Supplied information:
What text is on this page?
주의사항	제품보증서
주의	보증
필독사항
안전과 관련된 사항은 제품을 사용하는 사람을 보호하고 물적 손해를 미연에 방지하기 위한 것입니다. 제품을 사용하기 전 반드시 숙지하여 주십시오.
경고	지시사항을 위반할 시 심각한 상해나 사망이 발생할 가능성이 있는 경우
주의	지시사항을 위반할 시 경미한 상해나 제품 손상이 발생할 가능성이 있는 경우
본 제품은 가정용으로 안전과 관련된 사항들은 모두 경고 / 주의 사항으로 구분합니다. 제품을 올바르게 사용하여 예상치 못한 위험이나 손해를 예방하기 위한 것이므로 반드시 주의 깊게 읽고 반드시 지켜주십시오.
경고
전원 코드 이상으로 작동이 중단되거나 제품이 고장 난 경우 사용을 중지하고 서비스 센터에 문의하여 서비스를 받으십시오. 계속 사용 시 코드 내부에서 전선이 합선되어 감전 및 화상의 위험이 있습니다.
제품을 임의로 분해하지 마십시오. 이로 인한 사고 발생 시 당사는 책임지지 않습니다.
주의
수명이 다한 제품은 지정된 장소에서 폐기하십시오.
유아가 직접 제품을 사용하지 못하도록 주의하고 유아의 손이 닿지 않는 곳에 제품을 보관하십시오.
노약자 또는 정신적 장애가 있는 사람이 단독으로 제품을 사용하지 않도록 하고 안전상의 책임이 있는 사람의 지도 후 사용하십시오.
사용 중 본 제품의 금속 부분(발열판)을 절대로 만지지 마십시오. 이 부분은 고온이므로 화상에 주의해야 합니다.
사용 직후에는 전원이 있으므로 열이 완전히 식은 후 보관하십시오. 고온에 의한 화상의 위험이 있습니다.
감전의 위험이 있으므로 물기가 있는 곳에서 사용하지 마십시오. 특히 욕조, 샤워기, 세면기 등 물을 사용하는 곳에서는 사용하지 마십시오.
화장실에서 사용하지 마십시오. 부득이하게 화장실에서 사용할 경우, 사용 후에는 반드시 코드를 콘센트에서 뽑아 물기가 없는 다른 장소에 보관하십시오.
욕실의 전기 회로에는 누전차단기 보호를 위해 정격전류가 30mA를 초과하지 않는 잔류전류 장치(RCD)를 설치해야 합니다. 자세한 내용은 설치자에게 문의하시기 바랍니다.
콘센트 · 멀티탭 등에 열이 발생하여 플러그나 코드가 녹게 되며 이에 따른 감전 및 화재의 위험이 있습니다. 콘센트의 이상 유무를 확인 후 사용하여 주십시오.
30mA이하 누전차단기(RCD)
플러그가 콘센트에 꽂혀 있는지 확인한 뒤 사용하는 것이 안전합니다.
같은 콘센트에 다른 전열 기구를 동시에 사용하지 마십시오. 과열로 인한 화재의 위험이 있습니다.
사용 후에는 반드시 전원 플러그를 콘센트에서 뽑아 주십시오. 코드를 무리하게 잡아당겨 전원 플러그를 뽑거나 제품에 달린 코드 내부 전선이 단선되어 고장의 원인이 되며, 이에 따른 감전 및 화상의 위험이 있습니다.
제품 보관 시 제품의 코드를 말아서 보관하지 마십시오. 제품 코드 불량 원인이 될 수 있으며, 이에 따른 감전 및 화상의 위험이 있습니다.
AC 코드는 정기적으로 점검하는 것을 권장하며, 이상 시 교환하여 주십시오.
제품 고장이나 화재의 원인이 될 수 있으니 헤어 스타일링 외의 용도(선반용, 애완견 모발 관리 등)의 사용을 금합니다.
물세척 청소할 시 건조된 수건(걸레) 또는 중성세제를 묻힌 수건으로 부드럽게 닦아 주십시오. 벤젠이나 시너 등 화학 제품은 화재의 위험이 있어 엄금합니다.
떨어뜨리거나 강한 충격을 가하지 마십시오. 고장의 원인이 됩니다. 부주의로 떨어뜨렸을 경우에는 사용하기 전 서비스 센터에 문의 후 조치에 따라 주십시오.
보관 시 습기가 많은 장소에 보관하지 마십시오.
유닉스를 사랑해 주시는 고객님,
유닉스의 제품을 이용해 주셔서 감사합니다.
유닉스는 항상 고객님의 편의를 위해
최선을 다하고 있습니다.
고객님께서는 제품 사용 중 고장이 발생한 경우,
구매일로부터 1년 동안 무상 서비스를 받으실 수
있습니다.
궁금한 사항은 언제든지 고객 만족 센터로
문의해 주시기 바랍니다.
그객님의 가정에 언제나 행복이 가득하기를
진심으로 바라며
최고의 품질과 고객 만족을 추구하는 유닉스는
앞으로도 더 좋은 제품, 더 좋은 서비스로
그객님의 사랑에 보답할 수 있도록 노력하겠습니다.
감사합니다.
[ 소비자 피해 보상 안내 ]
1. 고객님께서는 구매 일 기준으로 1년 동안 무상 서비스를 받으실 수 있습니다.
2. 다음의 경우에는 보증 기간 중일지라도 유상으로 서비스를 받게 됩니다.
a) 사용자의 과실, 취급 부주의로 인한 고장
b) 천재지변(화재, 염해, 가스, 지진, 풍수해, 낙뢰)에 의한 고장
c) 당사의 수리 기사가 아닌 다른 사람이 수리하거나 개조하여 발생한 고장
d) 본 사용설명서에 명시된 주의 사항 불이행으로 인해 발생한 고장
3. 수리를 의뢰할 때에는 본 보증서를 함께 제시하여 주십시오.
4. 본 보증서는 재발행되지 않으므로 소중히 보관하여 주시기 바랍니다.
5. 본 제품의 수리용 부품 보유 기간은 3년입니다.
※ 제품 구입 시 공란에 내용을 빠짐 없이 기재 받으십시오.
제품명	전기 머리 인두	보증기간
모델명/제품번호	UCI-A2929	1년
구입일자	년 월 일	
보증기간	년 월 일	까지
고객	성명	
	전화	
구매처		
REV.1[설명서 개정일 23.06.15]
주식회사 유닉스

Exercise aim:
Which lines include the word "고객님께서는"? Copy every one of them.

Output for this exercise:
고객님께서는 제품 사용 중 고장이 발생한 경우,
1. 고객님께서는 구매 일 기준으로 1년 동안 무상 서비스를 받으실 수 있습니다.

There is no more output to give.